= YOUR OBJECTIVE =
Each entry has to be copied exactly, with nothing missed.

= ITEMS =
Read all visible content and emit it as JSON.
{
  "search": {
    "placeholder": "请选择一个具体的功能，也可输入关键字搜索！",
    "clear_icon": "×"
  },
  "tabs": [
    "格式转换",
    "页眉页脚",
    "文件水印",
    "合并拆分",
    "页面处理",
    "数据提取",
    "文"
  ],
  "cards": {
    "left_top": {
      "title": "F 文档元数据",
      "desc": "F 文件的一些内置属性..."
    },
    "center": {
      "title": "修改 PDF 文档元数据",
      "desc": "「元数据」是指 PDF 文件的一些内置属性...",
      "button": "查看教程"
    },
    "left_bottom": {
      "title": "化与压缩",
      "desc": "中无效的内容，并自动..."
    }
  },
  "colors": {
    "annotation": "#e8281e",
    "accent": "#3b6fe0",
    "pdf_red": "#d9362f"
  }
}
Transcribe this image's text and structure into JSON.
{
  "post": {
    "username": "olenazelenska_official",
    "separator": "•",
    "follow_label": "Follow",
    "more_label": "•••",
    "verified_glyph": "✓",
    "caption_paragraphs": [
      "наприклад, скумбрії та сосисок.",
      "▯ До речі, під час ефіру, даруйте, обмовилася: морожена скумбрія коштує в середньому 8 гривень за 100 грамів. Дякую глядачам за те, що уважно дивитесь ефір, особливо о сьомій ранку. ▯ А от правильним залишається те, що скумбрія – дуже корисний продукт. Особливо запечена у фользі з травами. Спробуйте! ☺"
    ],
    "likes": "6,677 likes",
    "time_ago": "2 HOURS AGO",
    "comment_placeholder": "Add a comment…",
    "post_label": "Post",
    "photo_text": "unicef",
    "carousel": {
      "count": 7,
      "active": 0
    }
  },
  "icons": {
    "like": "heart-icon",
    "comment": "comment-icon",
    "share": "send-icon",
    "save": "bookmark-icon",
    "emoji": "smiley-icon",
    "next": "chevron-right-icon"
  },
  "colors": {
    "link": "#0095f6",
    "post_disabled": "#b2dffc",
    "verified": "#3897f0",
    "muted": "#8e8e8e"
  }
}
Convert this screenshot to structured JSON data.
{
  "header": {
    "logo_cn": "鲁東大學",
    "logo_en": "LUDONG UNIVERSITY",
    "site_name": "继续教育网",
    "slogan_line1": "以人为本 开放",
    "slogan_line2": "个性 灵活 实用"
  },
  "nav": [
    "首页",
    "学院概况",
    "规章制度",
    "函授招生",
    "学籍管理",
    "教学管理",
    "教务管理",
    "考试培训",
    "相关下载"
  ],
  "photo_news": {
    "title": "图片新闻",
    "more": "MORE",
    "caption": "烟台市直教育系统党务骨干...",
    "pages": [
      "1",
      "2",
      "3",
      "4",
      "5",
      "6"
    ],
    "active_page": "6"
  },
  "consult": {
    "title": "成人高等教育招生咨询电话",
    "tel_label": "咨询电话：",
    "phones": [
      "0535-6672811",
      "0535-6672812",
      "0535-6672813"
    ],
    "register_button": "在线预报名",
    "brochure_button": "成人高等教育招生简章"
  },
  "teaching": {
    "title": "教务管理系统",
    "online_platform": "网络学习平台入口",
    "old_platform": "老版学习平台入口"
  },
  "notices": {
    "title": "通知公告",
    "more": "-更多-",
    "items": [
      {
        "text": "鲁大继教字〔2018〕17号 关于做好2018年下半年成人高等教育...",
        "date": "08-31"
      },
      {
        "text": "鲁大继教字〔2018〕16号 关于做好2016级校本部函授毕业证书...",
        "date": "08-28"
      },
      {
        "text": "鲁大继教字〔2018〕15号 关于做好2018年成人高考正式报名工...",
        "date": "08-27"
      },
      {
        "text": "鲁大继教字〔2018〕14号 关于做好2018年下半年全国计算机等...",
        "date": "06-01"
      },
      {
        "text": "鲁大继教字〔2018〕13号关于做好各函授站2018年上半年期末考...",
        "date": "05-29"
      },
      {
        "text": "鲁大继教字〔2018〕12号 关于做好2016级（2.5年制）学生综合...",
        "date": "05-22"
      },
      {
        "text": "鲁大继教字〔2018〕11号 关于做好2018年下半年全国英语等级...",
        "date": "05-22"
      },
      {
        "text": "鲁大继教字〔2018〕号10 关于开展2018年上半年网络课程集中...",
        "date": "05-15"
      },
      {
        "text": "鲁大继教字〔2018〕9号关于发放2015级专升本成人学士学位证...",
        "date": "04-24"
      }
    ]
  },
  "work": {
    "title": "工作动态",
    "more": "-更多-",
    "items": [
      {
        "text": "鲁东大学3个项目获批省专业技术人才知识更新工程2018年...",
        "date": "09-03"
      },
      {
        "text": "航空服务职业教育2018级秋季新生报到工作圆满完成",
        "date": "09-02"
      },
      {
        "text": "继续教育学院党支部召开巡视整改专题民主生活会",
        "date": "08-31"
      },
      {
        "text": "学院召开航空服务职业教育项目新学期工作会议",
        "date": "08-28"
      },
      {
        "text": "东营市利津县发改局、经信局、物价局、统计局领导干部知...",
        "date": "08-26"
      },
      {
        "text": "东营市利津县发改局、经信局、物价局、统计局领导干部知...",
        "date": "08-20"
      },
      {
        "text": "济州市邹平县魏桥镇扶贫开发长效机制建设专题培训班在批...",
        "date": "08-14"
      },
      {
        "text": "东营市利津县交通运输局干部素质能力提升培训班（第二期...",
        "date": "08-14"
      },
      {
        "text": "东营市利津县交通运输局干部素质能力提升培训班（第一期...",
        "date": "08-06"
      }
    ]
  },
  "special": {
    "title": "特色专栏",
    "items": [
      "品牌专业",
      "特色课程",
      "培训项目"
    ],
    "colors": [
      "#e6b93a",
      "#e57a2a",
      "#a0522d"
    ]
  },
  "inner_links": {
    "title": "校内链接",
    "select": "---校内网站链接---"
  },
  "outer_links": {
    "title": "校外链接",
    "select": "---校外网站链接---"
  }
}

= FULL RESPONSE =
Read all visible content and emit it as JSON.
{
  "search": {
    "placeholder": "请选择一个具体的功能，也可输入关键字搜索！",
    "clear_icon": "×"
  },
  "tabs": [
    "格式转换",
    "页眉页脚",
    "文件水印",
    "合并拆分",
    "页面处理",
    "数据提取",
    "文"
  ],
  "cards": {
    "left_top": {
      "title": "F 文档元数据",
      "desc": "F 文件的一些内置属性..."
    },
    "center": {
      "title": "修改 PDF 文档元数据",
      "desc": "「元数据」是指 PDF 文件的一些内置属性...",
      "button": "查看教程"
    },
    "left_bottom": {
      "title": "化与压缩",
      "desc": "中无效的内容，并自动..."
    }
  },
  "colors": {
    "annotation": "#e8281e",
    "accent": "#3b6fe0",
    "pdf_red": "#d9362f"
  }
}
Transcribe this image's text and structure into JSON.
{
  "post": {
    "username": "olenazelenska_official",
    "separator": "•",
    "follow_label": "Follow",
    "more_label": "•••",
    "verified_glyph": "✓",
    "caption_paragraphs": [
      "наприклад, скумбрії та сосисок.",
      "▯ До речі, під час ефіру, даруйте, обмовилася: морожена скумбрія коштує в середньому 8 гривень за 100 грамів. Дякую глядачам за те, що уважно дивитесь ефір, особливо о сьомій ранку. ▯ А от правильним залишається те, що скумбрія – дуже корисний продукт. Особливо запечена у фользі з травами. Спробуйте! ☺"
    ],
    "likes": "6,677 likes",
    "time_ago": "2 HOURS AGO",
    "comment_placeholder": "Add a comment…",
    "post_label": "Post",
    "photo_text": "unicef",
    "carousel": {
      "count": 7,
      "active": 0
    }
  },
  "icons": {
    "like": "heart-icon",
    "comment": "comment-icon",
    "share": "send-icon",
    "save": "bookmark-icon",
    "emoji": "smiley-icon",
    "next": "chevron-right-icon"
  },
  "colors": {
    "link": "#0095f6",
    "post_disabled": "#b2dffc",
    "verified": "#3897f0",
    "muted": "#8e8e8e"
  }
}
Convert this screenshot to structured JSON data.
{
  "header": {
    "logo_cn": "鲁東大學",
    "logo_en": "LUDONG UNIVERSITY",
    "site_name": "继续教育网",
    "slogan_line1": "以人为本 开放",
    "slogan_line2": "个性 灵活 实用"
  },
  "nav": [
    "首页",
    "学院概况",
    "规章制度",
    "函授招生",
    "学籍管理",
    "教学管理",
    "教务管理",
    "考试培训",
    "相关下载"
  ],
  "photo_news": {
    "title": "图片新闻",
    "more": "MORE",
    "caption": "烟台市直教育系统党务骨干...",
    "pages": [
      "1",
      "2",
      "3",
      "4",
      "5",
      "6"
    ],
    "active_page": "6"
  },
  "consult": {
    "title": "成人高等教育招生咨询电话",
    "tel_label": "咨询电话：",
    "phones": [
      "0535-6672811",
      "0535-6672812",
      "0535-6672813"
    ],
    "register_button": "在线预报名",
    "brochure_button": "成人高等教育招生简章"
  },
  "teaching": {
    "title": "教务管理系统",
    "online_platform": "网络学习平台入口",
    "old_platform": "老版学习平台入口"
  },
  "notices": {
    "title": "通知公告",
    "more": "-更多-",
    "items": [
      {
        "text": "鲁大继教字〔2018〕17号 关于做好2018年下半年成人高等教育...",
        "date": "08-31"
      },
      {
        "text": "鲁大继教字〔2018〕16号 关于做好2016级校本部函授毕业证书...",
        "date": "08-28"
      },
      {
        "text": "鲁大继教字〔2018〕15号 关于做好2018年成人高考正式报名工...",
        "date": "08-27"
      },
      {
        "text": "鲁大继教字〔2018〕14号 关于做好2018年下半年全国计算机等...",
        "date": "06-01"
      },
      {
        "text": "鲁大继教字〔2018〕13号关于做好各函授站2018年上半年期末考...",
        "date": "05-29"
      },
      {
        "text": "鲁大继教字〔2018〕12号 关于做好2016级（2.5年制）学生综合...",
        "date": "05-22"
      },
      {
        "text": "鲁大继教字〔2018〕11号 关于做好2018年下半年全国英语等级...",
        "date": "05-22"
      },
      {
        "text": "鲁大继教字〔2018〕号10 关于开展2018年上半年网络课程集中...",
        "date": "05-15"
      },
      {
        "text": "鲁大继教字〔2018〕9号关于发放2015级专升本成人学士学位证...",
        "date": "04-24"
      }
    ]
  },
  "work": {
    "title": "工作动态",
    "more": "-更多-",
    "items": [
      {
        "text": "鲁东大学3个项目获批省专业技术人才知识更新工程2018年...",
        "date": "09-03"
      },
      {
        "text": "航空服务职业教育2018级秋季新生报到工作圆满完成",
        "date": "09-02"
      },
      {
        "text": "继续教育学院党支部召开巡视整改专题民主生活会",
        "date": "08-31"
      },
      {
        "text": "学院召开航空服务职业教育项目新学期工作会议",
        "date": "08-28"
      },
      {
        "text": "东营市利津县发改局、经信局、物价局、统计局领导干部知...",
        "date": "08-26"
      },
      {
        "text": "东营市利津县发改局、经信局、物价局、统计局领导干部知...",
        "date": "08-20"
      },
      {
        "text": "济州市邹平县魏桥镇扶贫开发长效机制建设专题培训班在批...",
        "date": "08-14"
      },
      {
        "text": "东营市利津县交通运输局干部素质能力提升培训班（第二期...",
        "date": "08-14"
      },
      {
        "text": "东营市利津县交通运输局干部素质能力提升培训班（第一期...",
        "date": "08-06"
      }
    ]
  },
  "special": {
    "title": "特色专栏",
    "items": [
      "品牌专业",
      "特色课程",
      "培训项目"
    ],
    "colors": [
      "#e6b93a",
      "#e57a2a",
      "#a0522d"
    ]
  },
  "inner_links": {
    "title": "校内链接",
    "select": "---校内网站链接---"
  },
  "outer_links": {
    "title": "校外链接",
    "select": "---校外网站链接---"
  }
}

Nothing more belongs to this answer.